What to produce -
Write every line of the material out exactly as shown.

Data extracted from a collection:

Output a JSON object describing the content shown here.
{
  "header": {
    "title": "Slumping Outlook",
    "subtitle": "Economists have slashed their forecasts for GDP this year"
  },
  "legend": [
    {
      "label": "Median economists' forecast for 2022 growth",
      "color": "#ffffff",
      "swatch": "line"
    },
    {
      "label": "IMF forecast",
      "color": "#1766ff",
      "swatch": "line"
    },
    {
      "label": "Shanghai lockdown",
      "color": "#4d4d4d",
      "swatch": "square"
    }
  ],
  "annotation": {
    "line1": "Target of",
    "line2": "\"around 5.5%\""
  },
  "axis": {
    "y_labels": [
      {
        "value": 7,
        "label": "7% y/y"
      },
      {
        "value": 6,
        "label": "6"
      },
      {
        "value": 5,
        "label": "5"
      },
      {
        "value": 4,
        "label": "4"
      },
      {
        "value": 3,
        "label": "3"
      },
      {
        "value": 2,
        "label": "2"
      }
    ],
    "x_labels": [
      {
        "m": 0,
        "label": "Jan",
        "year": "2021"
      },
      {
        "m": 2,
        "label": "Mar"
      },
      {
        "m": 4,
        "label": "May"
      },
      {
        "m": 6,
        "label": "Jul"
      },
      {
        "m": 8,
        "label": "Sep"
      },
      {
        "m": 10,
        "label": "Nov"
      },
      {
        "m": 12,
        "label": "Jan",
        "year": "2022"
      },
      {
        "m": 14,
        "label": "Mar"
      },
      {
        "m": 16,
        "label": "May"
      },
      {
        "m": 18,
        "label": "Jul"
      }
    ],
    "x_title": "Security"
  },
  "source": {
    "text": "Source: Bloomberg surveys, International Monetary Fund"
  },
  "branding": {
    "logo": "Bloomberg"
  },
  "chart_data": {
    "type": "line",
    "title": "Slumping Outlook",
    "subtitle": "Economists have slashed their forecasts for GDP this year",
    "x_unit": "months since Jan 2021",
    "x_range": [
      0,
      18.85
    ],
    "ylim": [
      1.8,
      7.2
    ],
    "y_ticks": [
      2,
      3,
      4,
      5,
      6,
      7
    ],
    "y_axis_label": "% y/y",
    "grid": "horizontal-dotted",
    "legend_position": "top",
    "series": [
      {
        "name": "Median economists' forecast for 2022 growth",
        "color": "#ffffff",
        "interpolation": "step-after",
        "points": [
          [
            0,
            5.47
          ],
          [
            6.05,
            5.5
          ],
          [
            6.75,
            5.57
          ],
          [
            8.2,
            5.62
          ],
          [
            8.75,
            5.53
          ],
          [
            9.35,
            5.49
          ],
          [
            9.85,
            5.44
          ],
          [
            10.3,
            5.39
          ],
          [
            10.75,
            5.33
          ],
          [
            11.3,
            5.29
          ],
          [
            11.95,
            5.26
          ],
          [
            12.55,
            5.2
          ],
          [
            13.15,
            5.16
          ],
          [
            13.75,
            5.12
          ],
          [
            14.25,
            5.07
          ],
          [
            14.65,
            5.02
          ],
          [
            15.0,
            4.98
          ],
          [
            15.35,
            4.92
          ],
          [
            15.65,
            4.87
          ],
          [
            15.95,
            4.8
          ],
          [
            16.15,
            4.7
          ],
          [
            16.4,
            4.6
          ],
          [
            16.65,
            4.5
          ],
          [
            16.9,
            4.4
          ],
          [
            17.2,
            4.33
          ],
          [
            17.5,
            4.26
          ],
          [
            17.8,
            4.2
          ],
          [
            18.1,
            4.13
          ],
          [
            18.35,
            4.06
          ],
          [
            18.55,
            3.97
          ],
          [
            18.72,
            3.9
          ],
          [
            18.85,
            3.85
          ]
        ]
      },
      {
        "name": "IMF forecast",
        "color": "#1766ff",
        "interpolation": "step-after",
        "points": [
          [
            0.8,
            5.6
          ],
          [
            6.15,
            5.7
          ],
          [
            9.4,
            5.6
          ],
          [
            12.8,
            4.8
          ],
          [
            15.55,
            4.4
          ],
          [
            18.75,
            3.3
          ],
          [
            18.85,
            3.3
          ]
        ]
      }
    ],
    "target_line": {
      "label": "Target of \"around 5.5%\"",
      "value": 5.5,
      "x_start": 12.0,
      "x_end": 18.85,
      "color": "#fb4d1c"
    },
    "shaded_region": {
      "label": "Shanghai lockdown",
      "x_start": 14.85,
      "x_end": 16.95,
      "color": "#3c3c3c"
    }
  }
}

Reply to the exercise -
Output a JSON object describing the content shown here.
{
  "header": {
    "title": "Slumping Outlook",
    "subtitle": "Economists have slashed their forecasts for GDP this year"
  },
  "legend": [
    {
      "label": "Median economists' forecast for 2022 growth",
      "color": "#ffffff",
      "swatch": "line"
    },
    {
      "label": "IMF forecast",
      "color": "#1766ff",
      "swatch": "line"
    },
    {
      "label": "Shanghai lockdown",
      "color": "#4d4d4d",
      "swatch": "square"
    }
  ],
  "annotation": {
    "line1": "Target of",
    "line2": "\"around 5.5%\""
  },
  "axis": {
    "y_labels": [
      {
        "value": 7,
        "label": "7% y/y"
      },
      {
        "value": 6,
        "label": "6"
      },
      {
        "value": 5,
        "label": "5"
      },
      {
        "value": 4,
        "label": "4"
      },
      {
        "value": 3,
        "label": "3"
      },
      {
        "value": 2,
        "label": "2"
      }
    ],
    "x_labels": [
      {
        "m": 0,
        "label": "Jan",
        "year": "2021"
      },
      {
        "m": 2,
        "label": "Mar"
      },
      {
        "m": 4,
        "label": "May"
      },
      {
        "m": 6,
        "label": "Jul"
      },
      {
        "m": 8,
        "label": "Sep"
      },
      {
        "m": 10,
        "label": "Nov"
      },
      {
        "m": 12,
        "label": "Jan",
        "year": "2022"
      },
      {
        "m": 14,
        "label": "Mar"
      },
      {
        "m": 16,
        "label": "May"
      },
      {
        "m": 18,
        "label": "Jul"
      }
    ],
    "x_title": "Security"
  },
  "source": {
    "text": "Source: Bloomberg surveys, International Monetary Fund"
  },
  "branding": {
    "logo": "Bloomberg"
  },
  "chart_data": {
    "type": "line",
    "title": "Slumping Outlook",
    "subtitle": "Economists have slashed their forecasts for GDP this year",
    "x_unit": "months since Jan 2021",
    "x_range": [
      0,
      18.85
    ],
    "ylim": [
      1.8,
      7.2
    ],
    "y_ticks": [
      2,
      3,
      4,
      5,
      6,
      7
    ],
    "y_axis_label": "% y/y",
    "grid": "horizontal-dotted",
    "legend_position": "top",
    "series": [
      {
        "name": "Median economists' forecast for 2022 growth",
        "color": "#ffffff",
        "interpolation": "step-after",
        "points": [
          [
            0,
            5.47
          ],
          [
            6.05,
            5.5
          ],
          [
            6.75,
            5.57
          ],
          [
            8.2,
            5.62
          ],
          [
            8.75,
            5.53
          ],
          [
            9.35,
            5.49
          ],
          [
            9.85,
            5.44
          ],
          [
            10.3,
            5.39
          ],
          [
            10.75,
            5.33
          ],
          [
            11.3,
            5.29
          ],
          [
            11.95,
            5.26
          ],
          [
            12.55,
            5.2
          ],
          [
            13.15,
            5.16
          ],
          [
            13.75,
            5.12
          ],
          [
            14.25,
            5.07
          ],
          [
            14.65,
            5.02
          ],
          [
            15.0,
            4.98
          ],
          [
            15.35,
            4.92
          ],
          [
            15.65,
            4.87
          ],
          [
            15.95,
            4.8
          ],
          [
            16.15,
            4.7
          ],
          [
            16.4,
            4.6
          ],
          [
            16.65,
            4.5
          ],
          [
            16.9,
            4.4
          ],
          [
            17.2,
            4.33
          ],
          [
            17.5,
            4.26
          ],
          [
            17.8,
            4.2
          ],
          [
            18.1,
            4.13
          ],
          [
            18.35,
            4.06
          ],
          [
            18.55,
            3.97
          ],
          [
            18.72,
            3.9
          ],
          [
            18.85,
            3.85
          ]
        ]
      },
      {
        "name": "IMF forecast",
        "color": "#1766ff",
        "interpolation": "step-after",
        "points": [
          [
            0.8,
            5.6
          ],
          [
            6.15,
            5.7
          ],
          [
            9.4,
            5.6
          ],
          [
            12.8,
            4.8
          ],
          [
            15.55,
            4.4
          ],
          [
            18.75,
            3.3
          ],
          [
            18.85,
            3.3
          ]
        ]
      }
    ],
    "target_line": {
      "label": "Target of \"around 5.5%\"",
      "value": 5.5,
      "x_start": 12.0,
      "x_end": 18.85,
      "color": "#fb4d1c"
    },
    "shaded_region": {
      "label": "Shanghai lockdown",
      "x_start": 14.85,
      "x_end": 16.95,
      "color": "#3c3c3c"
    }
  }
}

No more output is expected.